_Ausgangstext:_
+ + +

Frisch aus der Region
So schmeckt er am besten – frisch vom Feld aus der Region. Auf den Wochenmärkten, in Supermärkten und natürlich direkt beim Spargelbauern in den Hofläden wird das leckere Gemüse jetzt angeboten. Spargel ist sehr empfindlich und sollte nicht zu lange lagern. Wie Sie frischen Spargel erkennen, verraten wir Ihnen hier. Die Stangen glänzen leicht und der Kopf ist fest geschlossen. Die Schnittstellen müssen feucht und saftig sein. Kaufen Sie verpackten Spargel, sollten die Enden sichtbar sein. Machen Sie den Frischetest und der geht so: Beim Gegeneinander reiben quietschen die Stangen. Besonderes zart und delikat ist das beliebte Gemüse, wenn Sie es am Kauftag zubereiten. Ansonsten können Sie es in einem feuchten Tuch ein bis zwei Tage im Kühlschrank lagern. Tipp: Sie können Spargel auch einfrieren, aber dafür zuvor nicht garen, sondern lediglich waschen und schälen. Er hält sich tiefgekühlt 8 bis 12 Monate.

+ + +

_Datensätze:_

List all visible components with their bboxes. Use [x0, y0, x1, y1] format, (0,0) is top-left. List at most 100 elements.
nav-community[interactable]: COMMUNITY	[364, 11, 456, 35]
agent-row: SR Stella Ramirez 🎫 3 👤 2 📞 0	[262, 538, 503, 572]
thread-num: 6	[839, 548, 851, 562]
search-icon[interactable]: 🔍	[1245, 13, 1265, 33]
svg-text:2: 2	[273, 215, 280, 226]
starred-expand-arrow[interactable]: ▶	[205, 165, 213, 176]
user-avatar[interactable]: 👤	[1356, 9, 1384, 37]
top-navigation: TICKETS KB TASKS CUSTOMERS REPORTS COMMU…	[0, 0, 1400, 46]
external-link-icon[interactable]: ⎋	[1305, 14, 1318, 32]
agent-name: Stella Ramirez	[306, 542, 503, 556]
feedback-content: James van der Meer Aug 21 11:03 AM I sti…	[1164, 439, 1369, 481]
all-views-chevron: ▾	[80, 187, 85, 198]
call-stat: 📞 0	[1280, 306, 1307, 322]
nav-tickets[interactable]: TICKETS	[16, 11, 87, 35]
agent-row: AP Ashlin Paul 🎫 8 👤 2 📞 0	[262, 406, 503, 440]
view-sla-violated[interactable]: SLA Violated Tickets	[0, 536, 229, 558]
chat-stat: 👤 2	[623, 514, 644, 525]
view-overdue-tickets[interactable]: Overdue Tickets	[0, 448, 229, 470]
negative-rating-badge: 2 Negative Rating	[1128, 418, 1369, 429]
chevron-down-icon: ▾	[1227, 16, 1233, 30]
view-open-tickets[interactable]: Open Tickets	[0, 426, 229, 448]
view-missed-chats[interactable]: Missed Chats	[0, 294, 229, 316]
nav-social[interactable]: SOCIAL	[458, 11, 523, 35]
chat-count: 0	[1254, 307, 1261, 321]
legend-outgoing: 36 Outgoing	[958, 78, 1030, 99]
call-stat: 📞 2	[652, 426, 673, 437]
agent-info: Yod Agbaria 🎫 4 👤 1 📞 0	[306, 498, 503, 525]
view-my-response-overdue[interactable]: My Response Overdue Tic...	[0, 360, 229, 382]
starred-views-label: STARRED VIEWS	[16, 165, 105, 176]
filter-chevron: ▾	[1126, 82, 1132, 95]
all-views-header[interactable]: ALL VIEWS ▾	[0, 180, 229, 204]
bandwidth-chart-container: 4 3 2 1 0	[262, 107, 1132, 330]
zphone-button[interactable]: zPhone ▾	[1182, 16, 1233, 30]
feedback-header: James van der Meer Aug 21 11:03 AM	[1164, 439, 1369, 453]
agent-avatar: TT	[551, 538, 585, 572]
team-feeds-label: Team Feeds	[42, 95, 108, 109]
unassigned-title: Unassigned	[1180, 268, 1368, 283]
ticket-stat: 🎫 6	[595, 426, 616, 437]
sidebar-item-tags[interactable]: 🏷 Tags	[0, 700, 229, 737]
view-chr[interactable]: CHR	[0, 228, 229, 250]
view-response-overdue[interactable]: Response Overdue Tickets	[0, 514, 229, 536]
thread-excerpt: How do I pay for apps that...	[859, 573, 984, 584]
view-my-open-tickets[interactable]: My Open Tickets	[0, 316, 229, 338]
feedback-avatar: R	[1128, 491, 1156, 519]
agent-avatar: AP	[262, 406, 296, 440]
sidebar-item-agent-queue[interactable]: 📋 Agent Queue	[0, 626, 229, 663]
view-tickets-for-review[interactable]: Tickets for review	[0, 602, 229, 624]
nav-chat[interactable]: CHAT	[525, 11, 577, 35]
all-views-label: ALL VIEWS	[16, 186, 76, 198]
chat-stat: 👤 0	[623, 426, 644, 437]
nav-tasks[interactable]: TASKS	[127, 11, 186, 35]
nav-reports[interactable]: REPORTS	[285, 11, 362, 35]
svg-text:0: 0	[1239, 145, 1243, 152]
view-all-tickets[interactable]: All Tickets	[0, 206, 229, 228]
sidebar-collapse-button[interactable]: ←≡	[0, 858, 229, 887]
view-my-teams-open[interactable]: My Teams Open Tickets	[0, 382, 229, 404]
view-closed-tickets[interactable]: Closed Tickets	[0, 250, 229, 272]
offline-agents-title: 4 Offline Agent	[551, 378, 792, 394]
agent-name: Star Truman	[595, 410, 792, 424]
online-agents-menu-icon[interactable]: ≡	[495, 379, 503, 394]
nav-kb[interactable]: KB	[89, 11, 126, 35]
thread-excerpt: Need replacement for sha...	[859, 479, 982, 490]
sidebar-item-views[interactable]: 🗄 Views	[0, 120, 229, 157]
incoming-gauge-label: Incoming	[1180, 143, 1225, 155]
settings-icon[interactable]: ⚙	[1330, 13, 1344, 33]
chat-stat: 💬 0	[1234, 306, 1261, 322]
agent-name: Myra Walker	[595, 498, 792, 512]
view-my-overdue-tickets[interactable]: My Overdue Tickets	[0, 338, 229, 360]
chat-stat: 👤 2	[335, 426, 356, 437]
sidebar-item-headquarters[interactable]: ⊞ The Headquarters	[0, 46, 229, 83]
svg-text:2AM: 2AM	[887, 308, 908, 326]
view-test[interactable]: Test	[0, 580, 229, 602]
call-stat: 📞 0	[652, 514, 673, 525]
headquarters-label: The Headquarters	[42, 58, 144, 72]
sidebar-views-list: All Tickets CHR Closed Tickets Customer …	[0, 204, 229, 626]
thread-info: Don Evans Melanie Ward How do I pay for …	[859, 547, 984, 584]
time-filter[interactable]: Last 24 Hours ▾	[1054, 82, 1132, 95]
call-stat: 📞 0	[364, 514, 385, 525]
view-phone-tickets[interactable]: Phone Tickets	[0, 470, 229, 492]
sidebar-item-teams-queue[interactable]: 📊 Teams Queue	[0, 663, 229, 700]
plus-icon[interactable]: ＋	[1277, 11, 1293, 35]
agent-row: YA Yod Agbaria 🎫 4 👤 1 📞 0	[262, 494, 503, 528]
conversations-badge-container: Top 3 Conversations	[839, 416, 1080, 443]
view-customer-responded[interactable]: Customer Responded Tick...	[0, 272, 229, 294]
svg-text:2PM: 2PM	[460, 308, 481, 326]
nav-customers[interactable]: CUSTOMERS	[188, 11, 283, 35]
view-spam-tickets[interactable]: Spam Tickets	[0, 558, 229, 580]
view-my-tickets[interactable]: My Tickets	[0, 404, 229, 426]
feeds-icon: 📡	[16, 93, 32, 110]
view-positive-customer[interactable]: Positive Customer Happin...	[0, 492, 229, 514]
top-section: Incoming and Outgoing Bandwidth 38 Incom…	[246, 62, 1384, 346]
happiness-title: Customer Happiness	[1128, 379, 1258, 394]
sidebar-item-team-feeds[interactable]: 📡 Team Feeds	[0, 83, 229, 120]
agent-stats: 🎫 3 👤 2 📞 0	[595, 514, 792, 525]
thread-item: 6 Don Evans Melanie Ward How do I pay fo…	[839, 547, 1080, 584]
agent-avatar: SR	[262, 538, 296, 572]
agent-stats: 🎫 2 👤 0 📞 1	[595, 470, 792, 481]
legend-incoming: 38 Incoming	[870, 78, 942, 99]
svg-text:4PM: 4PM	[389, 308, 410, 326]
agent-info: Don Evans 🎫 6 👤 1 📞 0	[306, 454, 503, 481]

+ + +

_Aufgabe 1:_
Nenne alle Orte, an denen das Gemüse laut dem Text über frischen Spargel jetzt angeboten wird.
_Aufgabe 2:_
Setze den Text über frischen Spargel bitte nach seinem letzten Satz fort.

_Ergebnis 1:_
- Wochenmärkte
- Supermärkte
- Hofläden direkt beim Spargelbauern

_Ergebnis 2:_
Gesund und kalorienarm
Spargel schmeckt nicht nur ganz besonders gut, er hat wenig Kalorien, enthält kaum Fett und punktet mit viel Vitamin C und E. Auch Folsäure und Kalium ist enthalten. Daneben sorgen unterschiedliche sekundäre Pflanzenstoffe sowie die schwefelhaltigen Sulfide unter anderem für eine antibakterielle Wirkung. Verwandt ist das Gemüse mit Zwiebeln, Knoblauch und Schnittlauch, die ebenso schwefelhaltige Stoffe enthalten. Je nach Sorte ist der typische Spargelgeschmack milder oder kräftiger, wie beim grünen oder violetten Spargel. Die Stangen wachsen oberirdisch im Gegensatz zu den weißen und sind vitaminreicher. Aber erst durchs Garen entwickelt sich der typische Geschmack. In jedem Fall fördert das tolle Gemüse eine gesunde Darmfunktion und macht auch noch lange satt. Für die Frühjahrskur genau das Richtige.
Schonend garen
Nach dem gründlichen Waschen schälen Sie den Spargel von den Köpfen nach unten mit einem scharfen Messer oder Sparschäler. Legen Sie die Stangen dabei aufs Handgelenk und halten Sie mit den Fingern fest. Am unteren Ende etwas dicker schälen, sonst bleiben holzige Teile übrig. Grünen Spargel brauchen Sie nicht oder nur am unteren Drittel schälen. Tipp: Machen Sie aus den Spargelabfällen eine Suppe. Es gibt extra Spargeltöpfe, in denen das Gemüse aufrecht gart. Aber Sie können es auch in einem ausreichend großen Topf legen und mit Wasser bedecken. Etwas Salz und Zucker hinzufügen und den Deckel nicht vergessen. Zwischen 10 und 20 Minuten garen, je nachdem, wie bissfest Sie es mögen. Da grüner Spargel dünner ist, braucht er nur 8 bis 15 Minuten. Wer möchte kann das leckere Gemüse auch in einen Siebeinsatz geben und über dem Wasserdampf garen. Das ist die schonendste Methode.
Mmh, leckere Spargelgerichte!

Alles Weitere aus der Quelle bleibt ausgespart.